WHAT TO WORK ON
Return all the entries exactly, keeping pictures out.

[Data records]
_ _ _ _ _

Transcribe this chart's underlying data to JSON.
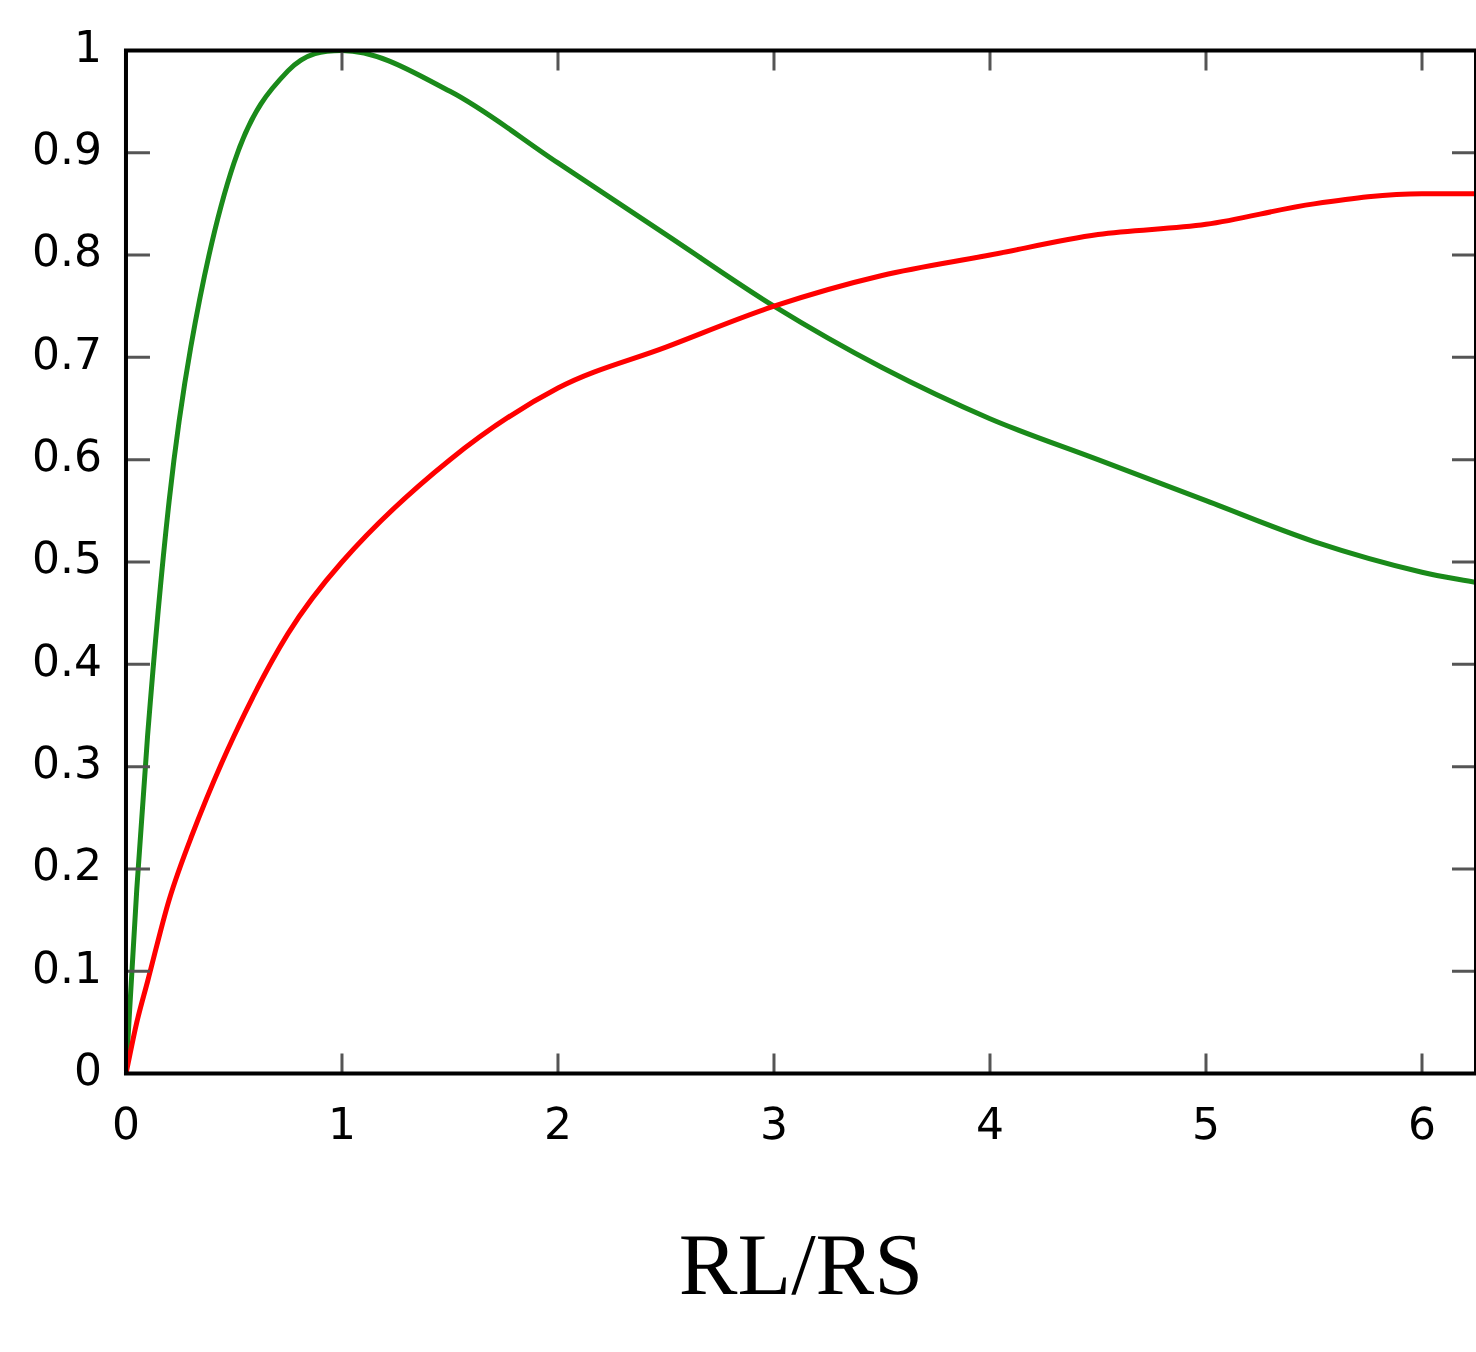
{
  "chart_data": {
    "type": "line",
    "xlabel": "RL/RS",
    "x": [
      0,
      0.05,
      0.1,
      0.2,
      0.3,
      0.5,
      0.75,
      1,
      1.5,
      2,
      2.5,
      3,
      3.5,
      4,
      4.5,
      5,
      5.5,
      6,
      6.25
    ],
    "series": [
      {
        "color": "#ff0000",
        "values": [
          0,
          0.05,
          0.09,
          0.17,
          0.23,
          0.33,
          0.43,
          0.5,
          0.6,
          0.67,
          0.71,
          0.75,
          0.78,
          0.8,
          0.82,
          0.83,
          0.85,
          0.86,
          0.86
        ]
      },
      {
        "color": "#1a8a1a",
        "values": [
          0,
          0.18,
          0.33,
          0.56,
          0.71,
          0.89,
          0.98,
          1,
          0.96,
          0.89,
          0.82,
          0.75,
          0.69,
          0.64,
          0.6,
          0.56,
          0.52,
          0.49,
          0.48
        ]
      }
    ],
    "xlim": [
      0,
      6.25
    ],
    "xticks": [
      0,
      1,
      2,
      3,
      4,
      5,
      6
    ],
    "ylim": [
      0,
      1
    ],
    "yticks": [
      0,
      0.1,
      0.2,
      0.3,
      0.4,
      0.5,
      0.6,
      0.7,
      0.8,
      0.9,
      1
    ],
    "marker": "none",
    "line_style": "solid",
    "grid": false,
    "legend": false
  }
}
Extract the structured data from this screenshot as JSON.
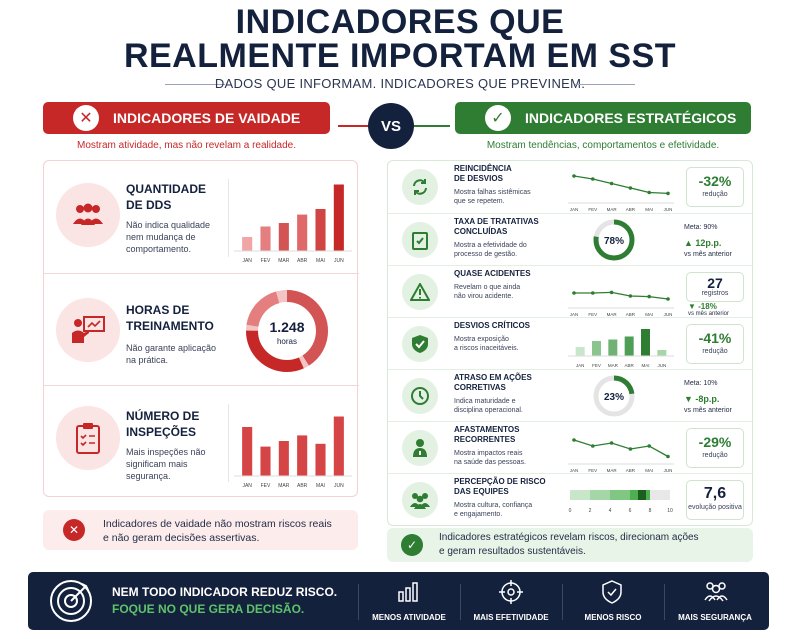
{
  "header": {
    "title_line1": "INDICADORES QUE",
    "title_line2": "REALMENTE IMPORTAM EM SST",
    "subtitle": "DADOS QUE INFORMAM. INDICADORES QUE PREVINEM."
  },
  "vanity": {
    "label": "INDICADORES DE VAIDADE",
    "caption": "Mostram atividade, mas não revelam a realidade.",
    "color": "#c62828",
    "items": [
      {
        "title_l1": "QUANTIDADE",
        "title_l2": "DE DDS",
        "desc_l1": "Não indica qualidade",
        "desc_l2": "nem mudança de",
        "desc_l3": "comportamento.",
        "icon": "group-icon"
      },
      {
        "title_l1": "HORAS DE",
        "title_l2": "TREINAMENTO",
        "desc_l1": "Não garante aplicação",
        "desc_l2": "na prática.",
        "value": "1.248",
        "unit": "horas",
        "icon": "training-icon"
      },
      {
        "title_l1": "NÚMERO DE",
        "title_l2": "INSPEÇÕES",
        "desc_l1": "Mais inspeções não",
        "desc_l2": "significam mais",
        "desc_l3": "segurança.",
        "icon": "clipboard-icon"
      }
    ],
    "footer_l1": "Indicadores de vaidade não mostram riscos reais",
    "footer_l2": "e não geram decisões assertivas."
  },
  "vs": "VS",
  "strategic": {
    "label": "INDICADORES ESTRATÉGICOS",
    "caption": "Mostram tendências, comportamentos e efetividade.",
    "color": "#2e7d32",
    "items": [
      {
        "title_l1": "REINCIDÊNCIA",
        "title_l2": "DE DESVIOS",
        "desc_l1": "Mostra falhas sistêmicas",
        "desc_l2": "que se repetem.",
        "value": "-32%",
        "value_note": "redução",
        "icon": "recycle-icon"
      },
      {
        "title_l1": "TAXA DE TRATATIVAS",
        "title_l2": "CONCLUÍDAS",
        "desc_l1": "Mostra a efetividade do",
        "desc_l2": "processo de gestão.",
        "gauge": "78%",
        "meta": "Meta: 90%",
        "delta": "12p.p.",
        "delta_note": "vs mês anterior",
        "icon": "checklist-icon"
      },
      {
        "title_l1": "QUASE ACIDENTES",
        "desc_l1": "Revelam o que ainda",
        "desc_l2": "não virou acidente.",
        "value": "27",
        "value_note": "registros",
        "delta": "-18%",
        "delta_note": "vs mês anterior",
        "icon": "warning-icon"
      },
      {
        "title_l1": "DESVIOS CRÍTICOS",
        "desc_l1": "Mostra exposição",
        "desc_l2": "a riscos inaceitáveis.",
        "value": "-41%",
        "value_note": "redução",
        "icon": "shield-icon"
      },
      {
        "title_l1": "ATRASO EM AÇÕES",
        "title_l2": "CORRETIVAS",
        "desc_l1": "Indica maturidade e",
        "desc_l2": "disciplina operacional.",
        "gauge": "23%",
        "meta": "Meta: 10%",
        "delta": "-8p.p.",
        "delta_note": "vs mês anterior",
        "icon": "clock-icon"
      },
      {
        "title_l1": "AFASTAMENTOS",
        "title_l2": "RECORRENTES",
        "desc_l1": "Mostra impactos reais",
        "desc_l2": "na saúde das pessoas.",
        "value": "-29%",
        "value_note": "redução",
        "icon": "person-icon"
      },
      {
        "title_l1": "PERCEPÇÃO DE RISCO",
        "title_l2": "DAS EQUIPES",
        "desc_l1": "Mostra cultura, confiança",
        "desc_l2": "e engajamento.",
        "value": "7,6",
        "value_note": "evolução positiva",
        "icon": "team-icon"
      }
    ],
    "footer_l1": "Indicadores estratégicos revelam riscos, direcionam ações",
    "footer_l2": "e geram resultados sustentáveis."
  },
  "months": [
    "JAN",
    "FEV",
    "MAR",
    "ABR",
    "MAI",
    "JUN"
  ],
  "scale_ticks": [
    "0",
    "2",
    "4",
    "6",
    "8",
    "10"
  ],
  "chart_data": [
    {
      "type": "bar",
      "name": "Quantidade de DDS",
      "categories": [
        "JAN",
        "FEV",
        "MAR",
        "ABR",
        "MAI",
        "JUN"
      ],
      "values": [
        2,
        3.5,
        4,
        5.2,
        6,
        9.5
      ]
    },
    {
      "type": "pie",
      "name": "Horas de treinamento",
      "value": 1248
    },
    {
      "type": "bar",
      "name": "Número de inspeções",
      "categories": [
        "JAN",
        "FEV",
        "MAR",
        "ABR",
        "MAI",
        "JUN"
      ],
      "values": [
        7,
        4.2,
        5,
        5.8,
        4.6,
        8.5
      ]
    },
    {
      "type": "line",
      "name": "Reincidência de desvios",
      "categories": [
        "JAN",
        "FEV",
        "MAR",
        "ABR",
        "MAI",
        "JUN"
      ],
      "values": [
        9,
        8,
        6.5,
        5,
        3.5,
        3.2
      ]
    },
    {
      "type": "line",
      "name": "Quase acidentes",
      "categories": [
        "JAN",
        "FEV",
        "MAR",
        "ABR",
        "MAI",
        "JUN"
      ],
      "values": [
        5,
        5,
        5.2,
        4,
        3.8,
        3
      ]
    },
    {
      "type": "bar",
      "name": "Desvios críticos",
      "categories": [
        "JAN",
        "FEV",
        "MAR",
        "ABR",
        "MAI",
        "JUN"
      ],
      "values": [
        3,
        5,
        5.5,
        6.5,
        9,
        2
      ]
    },
    {
      "type": "line",
      "name": "Afastamentos recorrentes",
      "categories": [
        "JAN",
        "FEV",
        "MAR",
        "ABR",
        "MAI",
        "JUN"
      ],
      "values": [
        8,
        6,
        7,
        5,
        6,
        2.5
      ]
    },
    {
      "type": "bar",
      "name": "Percepção de risco",
      "values": [
        7.6
      ],
      "xlim": [
        0,
        10
      ]
    }
  ],
  "banner": {
    "line1": "NEM TODO INDICADOR REDUZ RISCO.",
    "line2": "FOQUE NO QUE GERA DECISÃO.",
    "items": [
      "MENOS ATIVIDADE",
      "MAIS EFETIVIDADE",
      "MENOS RISCO",
      "MAIS SEGURANÇA"
    ]
  }
}
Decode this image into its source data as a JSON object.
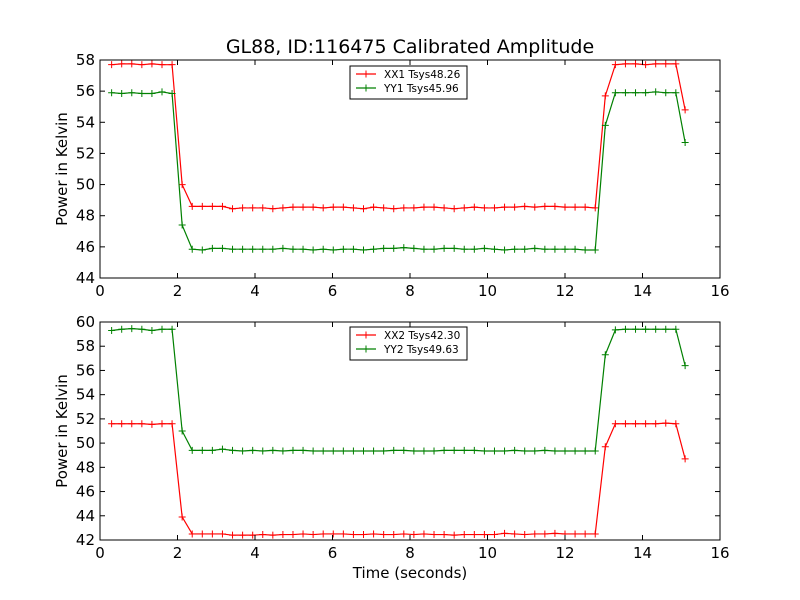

_ _ _ _ _

RESPONSE BELOW
Transcribe this chart's underlying data to JSON.
{
  "chart_data": {
    "type": "line",
    "xlabel": "RL/RS",
    "x": [
      0,
      0.05,
      0.1,
      0.2,
      0.3,
      0.5,
      0.75,
      1,
      1.5,
      2,
      2.5,
      3,
      3.5,
      4,
      4.5,
      5,
      5.5,
      6,
      6.25
    ],
    "series": [
      {
        "color": "#ff0000",
        "values": [
          0,
          0.05,
          0.09,
          0.17,
          0.23,
          0.33,
          0.43,
          0.5,
          0.6,
          0.67,
          0.71,
          0.75,
          0.78,
          0.8,
          0.82,
          0.83,
          0.85,
          0.86,
          0.86
        ]
      },
      {
        "color": "#1a8a1a",
        "values": [
          0,
          0.18,
          0.33,
          0.56,
          0.71,
          0.89,
          0.98,
          1,
          0.96,
          0.89,
          0.82,
          0.75,
          0.69,
          0.64,
          0.6,
          0.56,
          0.52,
          0.49,
          0.48
        ]
      }
    ],
    "xlim": [
      0,
      6.25
    ],
    "xticks": [
      0,
      1,
      2,
      3,
      4,
      5,
      6
    ],
    "ylim": [
      0,
      1
    ],
    "yticks": [
      0,
      0.1,
      0.2,
      0.3,
      0.4,
      0.5,
      0.6,
      0.7,
      0.8,
      0.9,
      1
    ],
    "marker": "none",
    "line_style": "solid",
    "grid": false,
    "legend": false
  }
}
Extract the structured data from this screenshot as JSON.
{
  "header": {
    "title_line1": "INDICADORES QUE",
    "title_line2": "REALMENTE IMPORTAM EM SST",
    "subtitle": "DADOS QUE INFORMAM. INDICADORES QUE PREVINEM."
  },
  "vanity": {
    "label": "INDICADORES DE VAIDADE",
    "caption": "Mostram atividade, mas não revelam a realidade.",
    "color": "#c62828",
    "items": [
      {
        "title_l1": "QUANTIDADE",
        "title_l2": "DE DDS",
        "desc_l1": "Não indica qualidade",
        "desc_l2": "nem mudança de",
        "desc_l3": "comportamento.",
        "icon": "group-icon"
      },
      {
        "title_l1": "HORAS DE",
        "title_l2": "TREINAMENTO",
        "desc_l1": "Não garante aplicação",
        "desc_l2": "na prática.",
        "value": "1.248",
        "unit": "horas",
        "icon": "training-icon"
      },
      {
        "title_l1": "NÚMERO DE",
        "title_l2": "INSPEÇÕES",
        "desc_l1": "Mais inspeções não",
        "desc_l2": "significam mais",
        "desc_l3": "segurança.",
        "icon": "clipboard-icon"
      }
    ],
    "footer_l1": "Indicadores de vaidade não mostram riscos reais",
    "footer_l2": "e não geram decisões assertivas."
  },
  "vs": "VS",
  "strategic": {
    "label": "INDICADORES ESTRATÉGICOS",
    "caption": "Mostram tendências, comportamentos e efetividade.",
    "color": "#2e7d32",
    "items": [
      {
        "title_l1": "REINCIDÊNCIA",
        "title_l2": "DE DESVIOS",
        "desc_l1": "Mostra falhas sistêmicas",
        "desc_l2": "que se repetem.",
        "value": "-32%",
        "value_note": "redução",
        "icon": "recycle-icon"
      },
      {
        "title_l1": "TAXA DE TRATATIVAS",
        "title_l2": "CONCLUÍDAS",
        "desc_l1": "Mostra a efetividade do",
        "desc_l2": "processo de gestão.",
        "gauge": "78%",
        "meta": "Meta: 90%",
        "delta": "12p.p.",
        "delta_note": "vs mês anterior",
        "icon": "checklist-icon"
      },
      {
        "title_l1": "QUASE ACIDENTES",
        "desc_l1": "Revelam o que ainda",
        "desc_l2": "não virou acidente.",
        "value": "27",
        "value_note": "registros",
        "delta": "-18%",
        "delta_note": "vs mês anterior",
        "icon": "warning-icon"
      },
      {
        "title_l1": "DESVIOS CRÍTICOS",
        "desc_l1": "Mostra exposição",
        "desc_l2": "a riscos inaceitáveis.",
        "value": "-41%",
        "value_note": "redução",
        "icon": "shield-icon"
      },
      {
        "title_l1": "ATRASO EM AÇÕES",
        "title_l2": "CORRETIVAS",
        "desc_l1": "Indica maturidade e",
        "desc_l2": "disciplina operacional.",
        "gauge": "23%",
        "meta": "Meta: 10%",
        "delta": "-8p.p.",
        "delta_note": "vs mês anterior",
        "icon": "clock-icon"
      },
      {
        "title_l1": "AFASTAMENTOS",
        "title_l2": "RECORRENTES",
        "desc_l1": "Mostra impactos reais",
        "desc_l2": "na saúde das pessoas.",
        "value": "-29%",
        "value_note": "redução",
        "icon": "person-icon"
      },
      {
        "title_l1": "PERCEPÇÃO DE RISCO",
        "title_l2": "DAS EQUIPES",
        "desc_l1": "Mostra cultura, confiança",
        "desc_l2": "e engajamento.",
        "value": "7,6",
        "value_note": "evolução positiva",
        "icon": "team-icon"
      }
    ],
    "footer_l1": "Indicadores estratégicos revelam riscos, direcionam ações",
    "footer_l2": "e geram resultados sustentáveis."
  },
  "months": [
    "JAN",
    "FEV",
    "MAR",
    "ABR",
    "MAI",
    "JUN"
  ],
  "scale_ticks": [
    "0",
    "2",
    "4",
    "6",
    "8",
    "10"
  ],
  "chart_data": [
    {
      "type": "bar",
      "name": "Quantidade de DDS",
      "categories": [
        "JAN",
        "FEV",
        "MAR",
        "ABR",
        "MAI",
        "JUN"
      ],
      "values": [
        2,
        3.5,
        4,
        5.2,
        6,
        9.5
      ]
    },
    {
      "type": "pie",
      "name": "Horas de treinamento",
      "value": 1248
    },
    {
      "type": "bar",
      "name": "Número de inspeções",
      "categories": [
        "JAN",
        "FEV",
        "MAR",
        "ABR",
        "MAI",
        "JUN"
      ],
      "values": [
        7,
        4.2,
        5,
        5.8,
        4.6,
        8.5
      ]
    },
    {
      "type": "line",
      "name": "Reincidência de desvios",
      "categories": [
        "JAN",
        "FEV",
        "MAR",
        "ABR",
        "MAI",
        "JUN"
      ],
      "values": [
        9,
        8,
        6.5,
        5,
        3.5,
        3.2
      ]
    },
    {
      "type": "line",
      "name": "Quase acidentes",
      "categories": [
        "JAN",
        "FEV",
        "MAR",
        "ABR",
        "MAI",
        "JUN"
      ],
      "values": [
        5,
        5,
        5.2,
        4,
        3.8,
        3
      ]
    },
    {
      "type": "bar",
      "name": "Desvios críticos",
      "categories": [
        "JAN",
        "FEV",
        "MAR",
        "ABR",
        "MAI",
        "JUN"
      ],
      "values": [
        3,
        5,
        5.5,
        6.5,
        9,
        2
      ]
    },
    {
      "type": "line",
      "name": "Afastamentos recorrentes",
      "categories": [
        "JAN",
        "FEV",
        "MAR",
        "ABR",
        "MAI",
        "JUN"
      ],
      "values": [
        8,
        6,
        7,
        5,
        6,
        2.5
      ]
    },
    {
      "type": "bar",
      "name": "Percepção de risco",
      "values": [
        7.6
      ],
      "xlim": [
        0,
        10
      ]
    }
  ],
  "banner": {
    "line1": "NEM TODO INDICADOR REDUZ RISCO.",
    "line2": "FOQUE NO QUE GERA DECISÃO.",
    "items": [
      "MENOS ATIVIDADE",
      "MAIS EFETIVIDADE",
      "MENOS RISCO",
      "MAIS SEGURANÇA"
    ]
  }
}
Decode this image into its source data as a JSON object.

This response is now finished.